__ENTRIES SUPPLIED__
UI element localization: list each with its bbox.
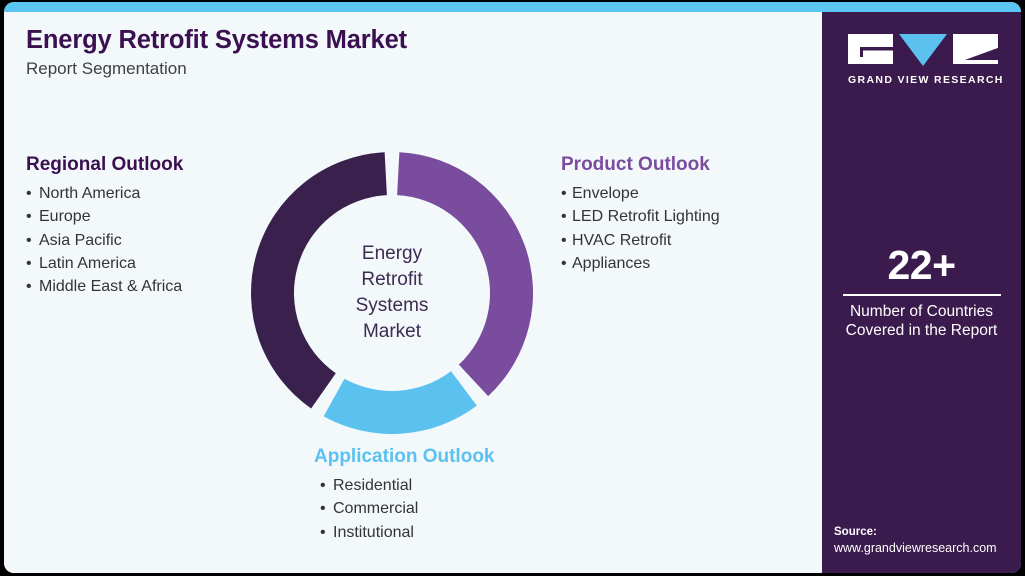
- top-accent-bar: [4, 2, 1021, 12]
- source-block: Source: www.grandviewresearch.com: [834, 525, 1014, 557]
- source-url[interactable]: www.grandviewresearch.com: [834, 541, 1014, 557]
- bullet-icon: •: [26, 252, 39, 275]
- donut-chart-svg: [251, 152, 533, 434]
- list-item: •Envelope: [561, 182, 720, 205]
- list-item: •Appliances: [561, 252, 720, 275]
- brand-logo: GRAND VIEW RESEARCH: [848, 32, 998, 86]
- report-card: Energy Retrofit Systems Market Report Se…: [4, 2, 1021, 573]
- list-item-label: Asia Pacific: [39, 232, 122, 249]
- stat-value: 22+: [834, 244, 1009, 287]
- brand-logo-text: GRAND VIEW RESEARCH: [848, 74, 998, 86]
- list-item: •Middle East & Africa: [26, 275, 183, 298]
- application-outlook-heading: Application Outlook: [314, 446, 495, 469]
- source-title: Source:: [834, 525, 1014, 539]
- list-item-label: North America: [39, 185, 140, 202]
- donut-segment-regional[interactable]: [251, 152, 387, 408]
- list-item: •Europe: [26, 205, 183, 228]
- list-item: •LED Retrofit Lighting: [561, 205, 720, 228]
- bullet-icon: •: [26, 229, 39, 252]
- list-item-label: Appliances: [572, 255, 650, 272]
- infographic-root: Energy Retrofit Systems Market Report Se…: [0, 0, 1025, 576]
- page-title: Energy Retrofit Systems Market: [26, 26, 786, 55]
- list-item: •Latin America: [26, 252, 183, 275]
- list-item-label: Latin America: [39, 255, 136, 272]
- list-item-label: Envelope: [572, 185, 639, 202]
- bullet-icon: •: [561, 182, 572, 205]
- stat-label: Number of Countries Covered in the Repor…: [834, 302, 1009, 340]
- bullet-icon: •: [561, 252, 572, 275]
- bullet-icon: •: [26, 205, 39, 228]
- side-panel: GRAND VIEW RESEARCH 22+ Number of Countr…: [822, 12, 1021, 573]
- list-item: •Residential: [314, 474, 495, 497]
- application-outlook-block: Application Outlook •Residential •Commer…: [314, 446, 495, 544]
- stat-divider: [843, 294, 1001, 296]
- stat-label-line2: Covered in the Report: [846, 322, 998, 339]
- bullet-icon: •: [561, 229, 572, 252]
- list-item-label: LED Retrofit Lighting: [572, 208, 720, 225]
- list-item: •HVAC Retrofit: [561, 229, 720, 252]
- product-outlook-list: •Envelope •LED Retrofit Lighting •HVAC R…: [561, 182, 720, 276]
- regional-outlook-list: •North America •Europe •Asia Pacific •La…: [26, 182, 183, 299]
- page-subtitle: Report Segmentation: [26, 59, 786, 79]
- header: Energy Retrofit Systems Market Report Se…: [26, 26, 786, 80]
- regional-outlook-heading: Regional Outlook: [26, 154, 183, 177]
- application-outlook-list: •Residential •Commercial •Institutional: [314, 474, 495, 544]
- donut-chart: Energy Retrofit Systems Market: [251, 152, 533, 434]
- list-item-label: Commercial: [333, 500, 418, 517]
- bullet-icon: •: [320, 521, 333, 544]
- bullet-icon: •: [320, 474, 333, 497]
- list-item-label: Residential: [333, 477, 412, 494]
- list-item-label: HVAC Retrofit: [572, 232, 671, 249]
- stat-label-line1: Number of Countries: [850, 303, 993, 320]
- bullet-icon: •: [26, 182, 39, 205]
- list-item: •North America: [26, 182, 183, 205]
- bullet-icon: •: [561, 205, 572, 228]
- donut-segment-product[interactable]: [397, 152, 533, 396]
- countries-stat: 22+ Number of Countries Covered in the R…: [834, 244, 1009, 340]
- product-outlook-heading: Product Outlook: [561, 154, 720, 177]
- donut-segment-application[interactable]: [324, 371, 477, 434]
- list-item-label: Institutional: [333, 524, 414, 541]
- regional-outlook-block: Regional Outlook •North America •Europe …: [26, 154, 183, 299]
- product-outlook-block: Product Outlook •Envelope •LED Retrofit …: [561, 154, 720, 275]
- bullet-icon: •: [26, 275, 39, 298]
- bullet-icon: •: [320, 497, 333, 520]
- list-item-label: Europe: [39, 208, 91, 225]
- main-content-area: Energy Retrofit Systems Market Report Se…: [4, 12, 822, 573]
- list-item: •Institutional: [314, 521, 495, 544]
- list-item-label: Middle East & Africa: [39, 278, 182, 295]
- list-item: •Commercial: [314, 497, 495, 520]
- list-item: •Asia Pacific: [26, 229, 183, 252]
- gvr-logo-icon: [848, 32, 998, 68]
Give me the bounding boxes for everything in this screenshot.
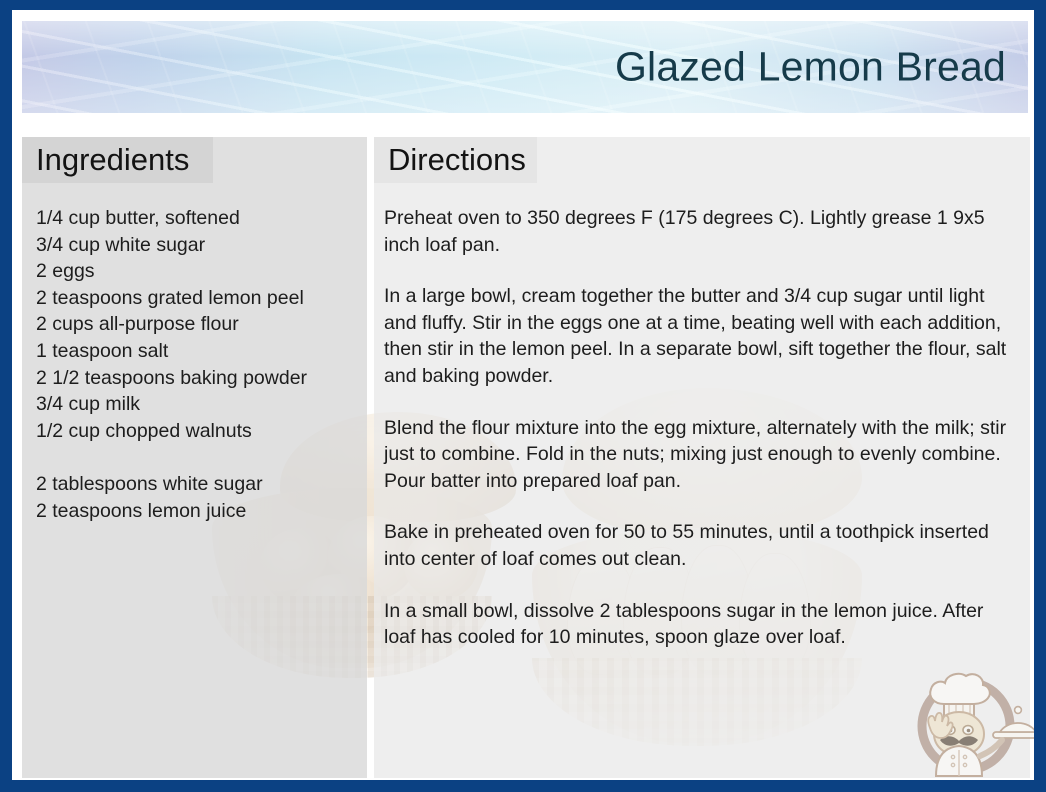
ingredient-item: 2 eggs bbox=[36, 258, 357, 285]
slide-page: Glazed Lemon Bread Ingredients bbox=[12, 10, 1034, 780]
direction-step: Bake in preheated oven for 50 to 55 minu… bbox=[384, 519, 1014, 572]
direction-step: Blend the flour mixture into the egg mix… bbox=[384, 415, 1014, 495]
ingredient-list-spacer bbox=[36, 444, 357, 471]
ingredient-item: 1 teaspoon salt bbox=[36, 338, 357, 365]
direction-step: In a small bowl, dissolve 2 tablespoons … bbox=[384, 598, 1014, 651]
ingredient-item: 2 teaspoons lemon juice bbox=[36, 498, 357, 525]
ingredient-item: 1/2 cup chopped walnuts bbox=[36, 418, 357, 445]
ingredient-item: 2 teaspoons grated lemon peel bbox=[36, 285, 357, 312]
ingredient-item: 2 cups all-purpose flour bbox=[36, 311, 357, 338]
ingredients-panel: Ingredients 1/4 cup butter, softened 3/4… bbox=[22, 137, 367, 778]
ingredient-item: 2 tablespoons white sugar bbox=[36, 471, 357, 498]
chef-mascot-logo bbox=[900, 652, 1034, 780]
title-banner: Glazed Lemon Bread bbox=[22, 21, 1028, 113]
ingredient-item: 1/4 cup butter, softened bbox=[36, 205, 357, 232]
directions-steps: Preheat oven to 350 degrees F (175 degre… bbox=[384, 205, 1014, 651]
page-title: Glazed Lemon Bread bbox=[615, 45, 1006, 88]
ingredient-item: 3/4 cup milk bbox=[36, 391, 357, 418]
ingredient-item: 2 1/2 teaspoons baking powder bbox=[36, 365, 357, 392]
recipe-card-slide: Glazed Lemon Bread Ingredients bbox=[0, 0, 1046, 792]
direction-step: In a large bowl, cream together the butt… bbox=[384, 283, 1014, 389]
directions-heading: Directions bbox=[388, 139, 526, 181]
direction-step: Preheat oven to 350 degrees F (175 degre… bbox=[384, 205, 1014, 258]
ingredient-item: 3/4 cup white sugar bbox=[36, 232, 357, 259]
ingredients-heading: Ingredients bbox=[36, 139, 189, 181]
ingredients-list: 1/4 cup butter, softened 3/4 cup white s… bbox=[36, 205, 357, 524]
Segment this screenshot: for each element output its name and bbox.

__REQUIREMENTS__
Convert the lines between the one containing "- top-accent-bar: [4, 2, 1021, 12]" and the one containing "- list-item-label: Asia", inclusive, into a Markdown table with the columns No. and Line. Omit any blank lines.

__RESPONSE__
| No. | Line |
|---|---|
| 1 | - top-accent-bar: [4, 2, 1021, 12] |
| 2 | - source-block: Source: www.grandviewresearch.com: [834, 525, 1014, 557] |
| 3 | - source-url[interactable]: www.grandviewresearch.com: [834, 541, 1014, 557] |
| 4 | - bullet-icon: •: [26, 252, 39, 275] |
| 5 | - donut-chart-svg: [251, 152, 533, 434] |
| 6 | - list-item: •Envelope: [561, 182, 720, 205] |
| 7 | - list-item: •Appliances: [561, 252, 720, 275] |
| 8 | - brand-logo: GRAND VIEW RESEARCH: [848, 32, 998, 86] |
| 9 | - report-card: Energy Retrofit Systems Market Report Se…: [4, 2, 1021, 573] |
| 10 | - list-item-label: Asia Pacific: [39, 232, 122, 249] |